## start Supplied information

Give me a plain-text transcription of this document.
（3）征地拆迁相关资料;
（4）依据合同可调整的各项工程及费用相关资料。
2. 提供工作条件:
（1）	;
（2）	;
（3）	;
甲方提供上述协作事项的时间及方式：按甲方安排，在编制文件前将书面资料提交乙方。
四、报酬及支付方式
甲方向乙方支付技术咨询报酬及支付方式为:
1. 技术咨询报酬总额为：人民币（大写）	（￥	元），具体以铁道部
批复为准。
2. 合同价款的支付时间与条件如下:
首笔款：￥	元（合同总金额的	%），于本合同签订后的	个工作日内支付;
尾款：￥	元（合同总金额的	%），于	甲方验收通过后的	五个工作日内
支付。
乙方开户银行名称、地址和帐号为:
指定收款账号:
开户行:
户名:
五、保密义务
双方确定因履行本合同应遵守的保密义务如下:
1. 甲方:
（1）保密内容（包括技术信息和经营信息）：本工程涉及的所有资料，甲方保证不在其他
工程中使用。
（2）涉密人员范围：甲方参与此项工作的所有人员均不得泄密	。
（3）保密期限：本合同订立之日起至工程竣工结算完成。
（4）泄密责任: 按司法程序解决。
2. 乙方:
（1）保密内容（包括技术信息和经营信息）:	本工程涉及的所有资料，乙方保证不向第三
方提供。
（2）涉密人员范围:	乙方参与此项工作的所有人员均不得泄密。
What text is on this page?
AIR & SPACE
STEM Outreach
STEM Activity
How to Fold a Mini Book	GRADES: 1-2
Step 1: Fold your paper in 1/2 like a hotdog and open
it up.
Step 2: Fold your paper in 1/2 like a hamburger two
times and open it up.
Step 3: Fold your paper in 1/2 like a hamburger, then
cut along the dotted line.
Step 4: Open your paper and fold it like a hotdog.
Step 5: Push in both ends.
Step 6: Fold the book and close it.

## end Supplied information

Your task is to return the full listing exactly as it was given.

Give me a plain-text transcription of this document.
（3）征地拆迁相关资料;
（4）依据合同可调整的各项工程及费用相关资料。
2. 提供工作条件:
（1）	;
（2）	;
（3）	;
甲方提供上述协作事项的时间及方式：按甲方安排，在编制文件前将书面资料提交乙方。
四、报酬及支付方式
甲方向乙方支付技术咨询报酬及支付方式为:
1. 技术咨询报酬总额为：人民币（大写）	（￥	元），具体以铁道部
批复为准。
2. 合同价款的支付时间与条件如下:
首笔款：￥	元（合同总金额的	%），于本合同签订后的	个工作日内支付;
尾款：￥	元（合同总金额的	%），于	甲方验收通过后的	五个工作日内
支付。
乙方开户银行名称、地址和帐号为:
指定收款账号:
开户行:
户名:
五、保密义务
双方确定因履行本合同应遵守的保密义务如下:
1. 甲方:
（1）保密内容（包括技术信息和经营信息）：本工程涉及的所有资料，甲方保证不在其他
工程中使用。
（2）涉密人员范围：甲方参与此项工作的所有人员均不得泄密	。
（3）保密期限：本合同订立之日起至工程竣工结算完成。
（4）泄密责任: 按司法程序解决。
2. 乙方:
（1）保密内容（包括技术信息和经营信息）:	本工程涉及的所有资料，乙方保证不向第三
方提供。
（2）涉密人员范围:	乙方参与此项工作的所有人员均不得泄密。
What text is on this page?
AIR & SPACE
STEM Outreach
STEM Activity
How to Fold a Mini Book	GRADES: 1-2
Step 1: Fold your paper in 1/2 like a hotdog and open
it up.
Step 2: Fold your paper in 1/2 like a hamburger two
times and open it up.
Step 3: Fold your paper in 1/2 like a hamburger, then
cut along the dotted line.
Step 4: Open your paper and fold it like a hotdog.
Step 5: Push in both ends.
Step 6: Fold the book and close it.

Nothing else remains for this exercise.